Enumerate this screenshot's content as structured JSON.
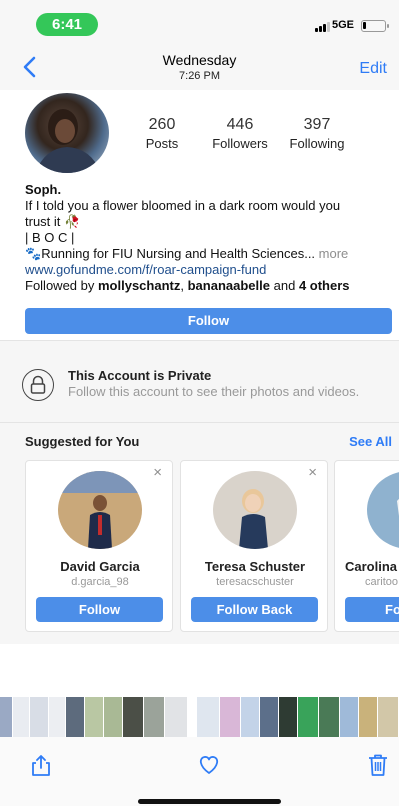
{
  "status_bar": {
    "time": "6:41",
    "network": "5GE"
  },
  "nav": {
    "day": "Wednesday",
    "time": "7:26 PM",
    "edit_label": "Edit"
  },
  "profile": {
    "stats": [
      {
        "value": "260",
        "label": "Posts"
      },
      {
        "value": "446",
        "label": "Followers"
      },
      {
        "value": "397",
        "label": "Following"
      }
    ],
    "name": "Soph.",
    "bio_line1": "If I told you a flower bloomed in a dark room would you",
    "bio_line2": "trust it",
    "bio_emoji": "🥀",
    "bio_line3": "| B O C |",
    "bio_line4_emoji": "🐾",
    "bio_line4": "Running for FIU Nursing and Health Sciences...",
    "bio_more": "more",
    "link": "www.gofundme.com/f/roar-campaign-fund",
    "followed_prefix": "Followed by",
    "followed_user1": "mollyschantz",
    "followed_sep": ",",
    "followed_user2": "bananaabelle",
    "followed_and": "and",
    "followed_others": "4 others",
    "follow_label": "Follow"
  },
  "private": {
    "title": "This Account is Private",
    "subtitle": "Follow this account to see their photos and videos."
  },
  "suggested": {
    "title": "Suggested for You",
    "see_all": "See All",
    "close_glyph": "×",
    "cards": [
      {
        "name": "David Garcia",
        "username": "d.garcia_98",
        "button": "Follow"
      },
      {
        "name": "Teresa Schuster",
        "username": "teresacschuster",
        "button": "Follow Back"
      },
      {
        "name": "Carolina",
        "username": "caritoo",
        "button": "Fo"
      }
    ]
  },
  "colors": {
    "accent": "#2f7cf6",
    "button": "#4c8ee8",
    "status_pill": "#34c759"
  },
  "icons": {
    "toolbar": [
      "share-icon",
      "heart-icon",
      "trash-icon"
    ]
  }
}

§

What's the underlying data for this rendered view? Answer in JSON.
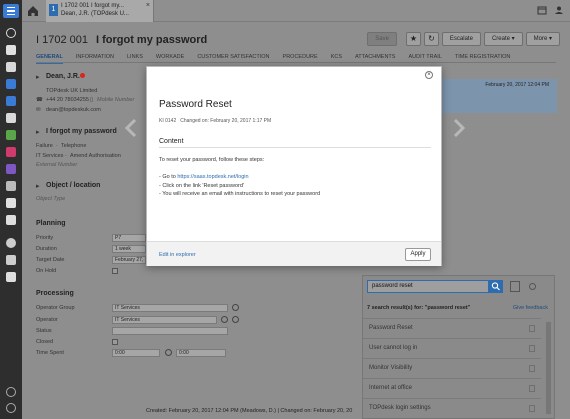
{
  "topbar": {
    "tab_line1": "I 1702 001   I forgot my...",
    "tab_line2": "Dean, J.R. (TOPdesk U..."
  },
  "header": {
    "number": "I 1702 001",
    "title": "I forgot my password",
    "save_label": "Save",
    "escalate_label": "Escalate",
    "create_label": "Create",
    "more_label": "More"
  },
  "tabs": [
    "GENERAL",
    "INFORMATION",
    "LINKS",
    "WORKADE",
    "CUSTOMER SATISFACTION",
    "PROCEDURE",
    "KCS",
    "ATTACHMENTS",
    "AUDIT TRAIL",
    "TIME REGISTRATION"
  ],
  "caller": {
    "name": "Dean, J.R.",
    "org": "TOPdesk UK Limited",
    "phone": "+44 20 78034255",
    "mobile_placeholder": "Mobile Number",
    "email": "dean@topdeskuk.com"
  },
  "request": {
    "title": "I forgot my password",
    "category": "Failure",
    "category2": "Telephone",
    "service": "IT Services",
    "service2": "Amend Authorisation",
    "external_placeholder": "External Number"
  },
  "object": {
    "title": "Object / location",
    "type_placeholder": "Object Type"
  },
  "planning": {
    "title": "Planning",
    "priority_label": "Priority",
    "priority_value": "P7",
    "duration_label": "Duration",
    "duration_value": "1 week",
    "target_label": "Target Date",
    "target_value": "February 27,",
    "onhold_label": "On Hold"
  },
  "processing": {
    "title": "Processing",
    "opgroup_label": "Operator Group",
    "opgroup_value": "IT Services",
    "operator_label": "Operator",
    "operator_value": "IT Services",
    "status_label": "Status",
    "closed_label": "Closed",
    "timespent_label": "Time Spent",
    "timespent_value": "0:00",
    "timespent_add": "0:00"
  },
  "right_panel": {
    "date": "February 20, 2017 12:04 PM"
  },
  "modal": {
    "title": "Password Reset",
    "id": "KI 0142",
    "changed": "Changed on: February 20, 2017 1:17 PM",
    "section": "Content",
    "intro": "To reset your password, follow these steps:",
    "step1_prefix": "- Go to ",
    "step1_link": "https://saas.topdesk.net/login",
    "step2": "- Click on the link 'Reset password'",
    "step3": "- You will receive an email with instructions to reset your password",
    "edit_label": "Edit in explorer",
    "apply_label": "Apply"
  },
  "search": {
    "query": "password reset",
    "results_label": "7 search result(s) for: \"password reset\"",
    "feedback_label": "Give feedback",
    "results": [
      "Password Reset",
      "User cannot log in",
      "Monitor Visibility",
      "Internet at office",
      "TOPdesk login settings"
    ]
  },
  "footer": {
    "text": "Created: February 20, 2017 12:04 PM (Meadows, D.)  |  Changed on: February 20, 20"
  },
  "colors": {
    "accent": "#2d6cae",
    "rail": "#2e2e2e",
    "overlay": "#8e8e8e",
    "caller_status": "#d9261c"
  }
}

§

PROBLEM DESCRIPTION: Report the number of lines in the listing above that include the word "Changed", and nothing else.

SOLUTION: 2